====== ENTRIES PROVIDED

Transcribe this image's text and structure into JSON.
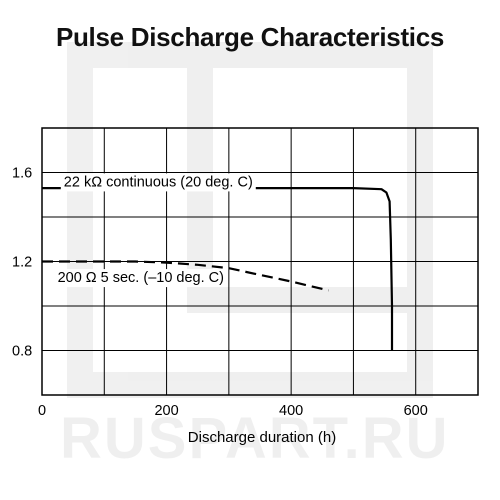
{
  "chart_data": {
    "type": "line",
    "title": "Pulse Discharge Characteristics",
    "xlabel": "Discharge duration (h)",
    "ylabel": "",
    "xlim": [
      0,
      700
    ],
    "ylim": [
      0.6,
      1.8
    ],
    "x_ticks": [
      0,
      200,
      400,
      600
    ],
    "y_ticks": [
      0.8,
      1.2,
      1.6
    ],
    "x_tick_labels": [
      "0",
      "200",
      "400",
      "600"
    ],
    "y_tick_labels": [
      "0.8",
      "1.2",
      "1.6"
    ],
    "grid": true,
    "series": [
      {
        "name": "22 kΩ continuous (20 deg. C)",
        "style": "solid",
        "color": "#000000",
        "x": [
          0,
          100,
          200,
          300,
          400,
          500,
          545,
          553,
          558,
          560,
          562,
          562
        ],
        "y": [
          1.53,
          1.53,
          1.53,
          1.53,
          1.53,
          1.53,
          1.525,
          1.51,
          1.47,
          1.3,
          1.0,
          0.8
        ]
      },
      {
        "name": "200 Ω 5 sec. (–10 deg. C)",
        "style": "dashed",
        "color": "#000000",
        "x": [
          0,
          50,
          100,
          150,
          200,
          250,
          300,
          350,
          400,
          460
        ],
        "y": [
          1.2,
          1.2,
          1.2,
          1.2,
          1.195,
          1.185,
          1.17,
          1.14,
          1.11,
          1.07
        ]
      }
    ]
  },
  "watermark": "RUSPART.RU"
}
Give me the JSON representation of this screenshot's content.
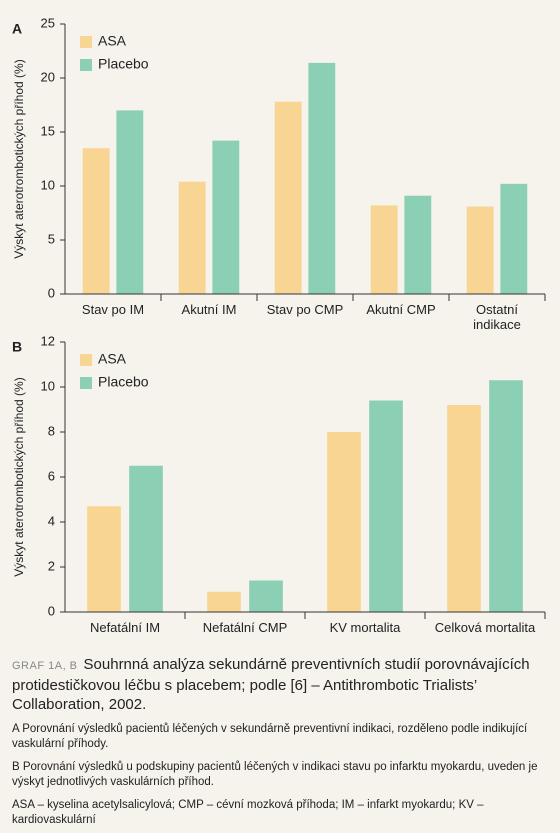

============

## [WRITTEN TASK]
Restate the data above word for word. Skip every picture.

## [TASK RESULT]
Transcribe this image's text and structure into JSON.
{
  "chart_data": {
    "type": "line",
    "title": "Pulse Discharge Characteristics",
    "xlabel": "Discharge duration (h)",
    "ylabel": "",
    "xlim": [
      0,
      700
    ],
    "ylim": [
      0.6,
      1.8
    ],
    "x_ticks": [
      0,
      200,
      400,
      600
    ],
    "y_ticks": [
      0.8,
      1.2,
      1.6
    ],
    "x_tick_labels": [
      "0",
      "200",
      "400",
      "600"
    ],
    "y_tick_labels": [
      "0.8",
      "1.2",
      "1.6"
    ],
    "grid": true,
    "series": [
      {
        "name": "22 kΩ continuous (20 deg. C)",
        "style": "solid",
        "color": "#000000",
        "x": [
          0,
          100,
          200,
          300,
          400,
          500,
          545,
          553,
          558,
          560,
          562,
          562
        ],
        "y": [
          1.53,
          1.53,
          1.53,
          1.53,
          1.53,
          1.53,
          1.525,
          1.51,
          1.47,
          1.3,
          1.0,
          0.8
        ]
      },
      {
        "name": "200 Ω 5 sec. (–10 deg. C)",
        "style": "dashed",
        "color": "#000000",
        "x": [
          0,
          50,
          100,
          150,
          200,
          250,
          300,
          350,
          400,
          460
        ],
        "y": [
          1.2,
          1.2,
          1.2,
          1.2,
          1.195,
          1.185,
          1.17,
          1.14,
          1.11,
          1.07
        ]
      }
    ]
  },
  "watermark": "RUSPART.RU"
}
Give me the JSON representation of this screenshot's content.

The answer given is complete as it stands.